• [Directive] Look through the data below. Pick out the lines holding the string "color".

[Start The data]

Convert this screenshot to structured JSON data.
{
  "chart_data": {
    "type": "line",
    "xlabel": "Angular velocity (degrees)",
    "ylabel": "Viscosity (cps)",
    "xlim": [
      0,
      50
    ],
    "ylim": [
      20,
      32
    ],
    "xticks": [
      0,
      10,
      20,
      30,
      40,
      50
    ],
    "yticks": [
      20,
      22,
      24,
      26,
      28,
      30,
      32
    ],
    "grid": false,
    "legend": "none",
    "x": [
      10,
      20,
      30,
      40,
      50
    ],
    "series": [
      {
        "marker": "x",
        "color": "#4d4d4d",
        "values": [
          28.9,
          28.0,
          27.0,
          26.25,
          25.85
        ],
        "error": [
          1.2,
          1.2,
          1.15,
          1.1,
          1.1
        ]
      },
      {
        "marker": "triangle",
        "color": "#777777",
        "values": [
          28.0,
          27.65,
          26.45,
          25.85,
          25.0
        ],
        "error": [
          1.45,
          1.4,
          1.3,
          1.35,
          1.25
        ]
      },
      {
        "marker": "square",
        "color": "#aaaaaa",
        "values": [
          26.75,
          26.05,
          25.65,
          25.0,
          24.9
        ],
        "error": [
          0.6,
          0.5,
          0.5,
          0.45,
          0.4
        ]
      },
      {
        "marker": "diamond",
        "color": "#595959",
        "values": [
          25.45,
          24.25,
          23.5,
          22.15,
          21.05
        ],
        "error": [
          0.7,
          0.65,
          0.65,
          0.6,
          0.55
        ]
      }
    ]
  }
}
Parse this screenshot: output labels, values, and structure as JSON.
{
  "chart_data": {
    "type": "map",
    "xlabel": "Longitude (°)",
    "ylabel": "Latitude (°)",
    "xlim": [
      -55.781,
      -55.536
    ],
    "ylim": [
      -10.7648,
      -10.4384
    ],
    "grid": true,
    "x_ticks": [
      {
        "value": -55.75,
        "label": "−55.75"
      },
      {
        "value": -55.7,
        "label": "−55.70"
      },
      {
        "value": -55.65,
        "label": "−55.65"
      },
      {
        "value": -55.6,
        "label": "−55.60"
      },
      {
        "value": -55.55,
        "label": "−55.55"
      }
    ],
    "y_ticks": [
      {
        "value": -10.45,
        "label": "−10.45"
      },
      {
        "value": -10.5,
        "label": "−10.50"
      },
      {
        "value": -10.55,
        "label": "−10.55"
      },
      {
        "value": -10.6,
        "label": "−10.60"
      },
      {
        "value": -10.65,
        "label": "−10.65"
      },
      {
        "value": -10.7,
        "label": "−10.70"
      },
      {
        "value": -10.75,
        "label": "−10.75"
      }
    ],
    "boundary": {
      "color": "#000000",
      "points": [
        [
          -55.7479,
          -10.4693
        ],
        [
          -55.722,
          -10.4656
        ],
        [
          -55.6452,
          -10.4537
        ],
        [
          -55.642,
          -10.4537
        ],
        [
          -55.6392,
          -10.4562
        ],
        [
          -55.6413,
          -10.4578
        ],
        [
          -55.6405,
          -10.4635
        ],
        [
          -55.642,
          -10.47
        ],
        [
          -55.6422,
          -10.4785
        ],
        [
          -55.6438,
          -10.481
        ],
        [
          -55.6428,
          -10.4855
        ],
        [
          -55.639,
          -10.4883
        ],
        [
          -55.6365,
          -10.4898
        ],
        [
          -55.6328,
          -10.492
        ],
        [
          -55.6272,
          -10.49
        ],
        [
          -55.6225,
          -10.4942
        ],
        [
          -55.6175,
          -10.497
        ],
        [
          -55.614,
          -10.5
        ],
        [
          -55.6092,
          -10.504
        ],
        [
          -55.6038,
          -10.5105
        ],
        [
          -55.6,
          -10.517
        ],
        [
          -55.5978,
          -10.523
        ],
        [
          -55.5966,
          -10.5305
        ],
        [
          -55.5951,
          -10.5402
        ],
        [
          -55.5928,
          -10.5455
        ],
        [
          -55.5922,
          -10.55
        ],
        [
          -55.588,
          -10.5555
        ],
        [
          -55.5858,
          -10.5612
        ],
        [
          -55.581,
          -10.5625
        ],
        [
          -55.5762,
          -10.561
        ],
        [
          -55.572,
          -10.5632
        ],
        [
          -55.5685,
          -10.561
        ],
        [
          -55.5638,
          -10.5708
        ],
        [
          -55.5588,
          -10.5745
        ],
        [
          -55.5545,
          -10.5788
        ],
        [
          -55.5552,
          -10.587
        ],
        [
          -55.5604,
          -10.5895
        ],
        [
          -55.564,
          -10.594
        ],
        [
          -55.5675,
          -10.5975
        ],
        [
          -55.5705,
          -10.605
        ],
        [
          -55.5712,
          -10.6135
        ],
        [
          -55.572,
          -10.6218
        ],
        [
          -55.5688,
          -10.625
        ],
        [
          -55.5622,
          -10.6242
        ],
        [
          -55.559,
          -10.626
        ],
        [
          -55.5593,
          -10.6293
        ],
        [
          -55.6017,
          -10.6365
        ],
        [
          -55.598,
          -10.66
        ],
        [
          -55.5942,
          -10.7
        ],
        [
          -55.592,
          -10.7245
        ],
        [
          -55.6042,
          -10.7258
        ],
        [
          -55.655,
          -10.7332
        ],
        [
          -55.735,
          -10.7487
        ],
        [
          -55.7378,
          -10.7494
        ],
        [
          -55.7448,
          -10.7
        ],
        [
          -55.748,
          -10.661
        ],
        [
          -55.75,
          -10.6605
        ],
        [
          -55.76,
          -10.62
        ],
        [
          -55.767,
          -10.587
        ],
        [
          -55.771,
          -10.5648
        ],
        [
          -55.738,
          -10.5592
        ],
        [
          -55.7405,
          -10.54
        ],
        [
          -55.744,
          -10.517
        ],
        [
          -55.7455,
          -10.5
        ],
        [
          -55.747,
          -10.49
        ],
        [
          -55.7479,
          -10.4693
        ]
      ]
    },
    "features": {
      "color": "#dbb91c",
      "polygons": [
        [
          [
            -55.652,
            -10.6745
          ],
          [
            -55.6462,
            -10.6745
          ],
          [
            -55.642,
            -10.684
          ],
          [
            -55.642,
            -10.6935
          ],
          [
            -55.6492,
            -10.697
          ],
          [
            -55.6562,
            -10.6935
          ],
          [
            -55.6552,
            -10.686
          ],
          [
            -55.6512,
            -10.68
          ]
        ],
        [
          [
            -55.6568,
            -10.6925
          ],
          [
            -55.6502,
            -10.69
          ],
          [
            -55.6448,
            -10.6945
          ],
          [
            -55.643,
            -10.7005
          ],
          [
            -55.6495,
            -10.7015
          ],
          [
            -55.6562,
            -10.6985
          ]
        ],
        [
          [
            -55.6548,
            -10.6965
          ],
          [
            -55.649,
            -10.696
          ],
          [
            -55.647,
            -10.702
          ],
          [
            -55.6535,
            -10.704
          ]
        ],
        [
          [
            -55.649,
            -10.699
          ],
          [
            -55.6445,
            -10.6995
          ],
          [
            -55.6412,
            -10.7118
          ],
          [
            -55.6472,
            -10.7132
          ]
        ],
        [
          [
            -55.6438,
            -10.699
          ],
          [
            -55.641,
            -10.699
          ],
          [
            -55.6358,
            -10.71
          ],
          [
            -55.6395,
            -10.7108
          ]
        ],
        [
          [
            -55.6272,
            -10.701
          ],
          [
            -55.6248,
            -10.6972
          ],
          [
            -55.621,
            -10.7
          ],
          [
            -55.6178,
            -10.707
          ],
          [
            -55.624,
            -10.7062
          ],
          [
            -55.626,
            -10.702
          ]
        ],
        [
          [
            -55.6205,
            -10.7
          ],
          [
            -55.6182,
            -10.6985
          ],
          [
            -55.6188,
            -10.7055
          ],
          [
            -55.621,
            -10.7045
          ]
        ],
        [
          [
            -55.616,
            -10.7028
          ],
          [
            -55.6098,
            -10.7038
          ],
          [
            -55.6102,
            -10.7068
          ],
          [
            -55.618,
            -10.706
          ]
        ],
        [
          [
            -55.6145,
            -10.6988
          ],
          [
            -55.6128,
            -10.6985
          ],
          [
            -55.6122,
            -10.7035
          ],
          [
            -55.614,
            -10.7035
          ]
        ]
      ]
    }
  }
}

[End The data]

• [In response]
        "color": "#4d4d4d",
        "color": "#777777",
        "color": "#aaaaaa",
        "color": "#595959",
      "color": "#000000",
      "color": "#dbb91c",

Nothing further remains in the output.